◆ Task brief ◆
Produce the listing below again, exactly as shown.

◆ Given data ◆
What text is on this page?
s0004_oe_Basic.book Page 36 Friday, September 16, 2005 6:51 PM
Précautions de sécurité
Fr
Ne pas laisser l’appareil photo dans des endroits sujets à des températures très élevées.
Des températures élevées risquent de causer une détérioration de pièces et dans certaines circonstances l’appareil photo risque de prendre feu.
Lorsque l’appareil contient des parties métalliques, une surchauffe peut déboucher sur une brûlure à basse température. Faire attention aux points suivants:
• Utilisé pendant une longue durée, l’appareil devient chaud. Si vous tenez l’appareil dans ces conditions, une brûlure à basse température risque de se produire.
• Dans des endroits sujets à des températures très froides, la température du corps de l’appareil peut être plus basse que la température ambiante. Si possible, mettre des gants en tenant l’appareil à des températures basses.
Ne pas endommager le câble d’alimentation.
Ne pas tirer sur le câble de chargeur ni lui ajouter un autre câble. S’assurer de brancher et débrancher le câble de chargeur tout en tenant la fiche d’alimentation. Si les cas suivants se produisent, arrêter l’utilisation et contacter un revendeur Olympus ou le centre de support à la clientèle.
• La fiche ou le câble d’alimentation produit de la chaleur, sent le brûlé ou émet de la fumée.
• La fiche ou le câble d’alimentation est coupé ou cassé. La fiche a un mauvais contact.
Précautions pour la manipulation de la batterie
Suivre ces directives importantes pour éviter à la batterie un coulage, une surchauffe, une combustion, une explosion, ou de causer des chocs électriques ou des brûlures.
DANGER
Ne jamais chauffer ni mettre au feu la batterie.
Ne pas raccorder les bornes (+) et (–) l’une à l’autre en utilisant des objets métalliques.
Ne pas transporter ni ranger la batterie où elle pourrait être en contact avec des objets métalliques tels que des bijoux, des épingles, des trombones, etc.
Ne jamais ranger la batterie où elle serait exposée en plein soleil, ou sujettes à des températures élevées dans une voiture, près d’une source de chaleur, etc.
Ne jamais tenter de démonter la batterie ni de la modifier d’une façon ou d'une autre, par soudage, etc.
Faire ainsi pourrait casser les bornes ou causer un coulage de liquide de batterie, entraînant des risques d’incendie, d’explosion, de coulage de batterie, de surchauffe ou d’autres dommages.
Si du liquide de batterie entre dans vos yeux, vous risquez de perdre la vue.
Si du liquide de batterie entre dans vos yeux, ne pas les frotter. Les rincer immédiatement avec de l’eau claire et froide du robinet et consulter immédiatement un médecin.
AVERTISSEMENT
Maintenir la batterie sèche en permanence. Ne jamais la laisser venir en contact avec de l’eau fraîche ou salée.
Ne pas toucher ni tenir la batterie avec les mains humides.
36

◆ Correct response ◆
What text is on this page?
s0004_oe_Basic.book Page 36 Friday, September 16, 2005 6:51 PM
Précautions de sécurité
Fr
Ne pas laisser l’appareil photo dans des endroits sujets à des températures très élevées.
Des températures élevées risquent de causer une détérioration de pièces et dans certaines circonstances l’appareil photo risque de prendre feu.
Lorsque l’appareil contient des parties métalliques, une surchauffe peut déboucher sur une brûlure à basse température. Faire attention aux points suivants:
• Utilisé pendant une longue durée, l’appareil devient chaud. Si vous tenez l’appareil dans ces conditions, une brûlure à basse température risque de se produire.
• Dans des endroits sujets à des températures très froides, la température du corps de l’appareil peut être plus basse que la température ambiante. Si possible, mettre des gants en tenant l’appareil à des températures basses.
Ne pas endommager le câble d’alimentation.
Ne pas tirer sur le câble de chargeur ni lui ajouter un autre câble. S’assurer de brancher et débrancher le câble de chargeur tout en tenant la fiche d’alimentation. Si les cas suivants se produisent, arrêter l’utilisation et contacter un revendeur Olympus ou le centre de support à la clientèle.
• La fiche ou le câble d’alimentation produit de la chaleur, sent le brûlé ou émet de la fumée.
• La fiche ou le câble d’alimentation est coupé ou cassé. La fiche a un mauvais contact.
Précautions pour la manipulation de la batterie
Suivre ces directives importantes pour éviter à la batterie un coulage, une surchauffe, une combustion, une explosion, ou de causer des chocs électriques ou des brûlures.
DANGER
Ne jamais chauffer ni mettre au feu la batterie.
Ne pas raccorder les bornes (+) et (–) l’une à l’autre en utilisant des objets métalliques.
Ne pas transporter ni ranger la batterie où elle pourrait être en contact avec des objets métalliques tels que des bijoux, des épingles, des trombones, etc.
Ne jamais ranger la batterie où elle serait exposée en plein soleil, ou sujettes à des températures élevées dans une voiture, près d’une source de chaleur, etc.
Ne jamais tenter de démonter la batterie ni de la modifier d’une façon ou d'une autre, par soudage, etc.
Faire ainsi pourrait casser les bornes ou causer un coulage de liquide de batterie, entraînant des risques d’incendie, d’explosion, de coulage de batterie, de surchauffe ou d’autres dommages.
Si du liquide de batterie entre dans vos yeux, vous risquez de perdre la vue.
Si du liquide de batterie entre dans vos yeux, ne pas les frotter. Les rincer immédiatement avec de l’eau claire et froide du robinet et consulter immédiatement un médecin.
AVERTISSEMENT
Maintenir la batterie sèche en permanence. Ne jamais la laisser venir en contact avec de l’eau fraîche ou salée.
Ne pas toucher ni tenir la batterie avec les mains humides.
36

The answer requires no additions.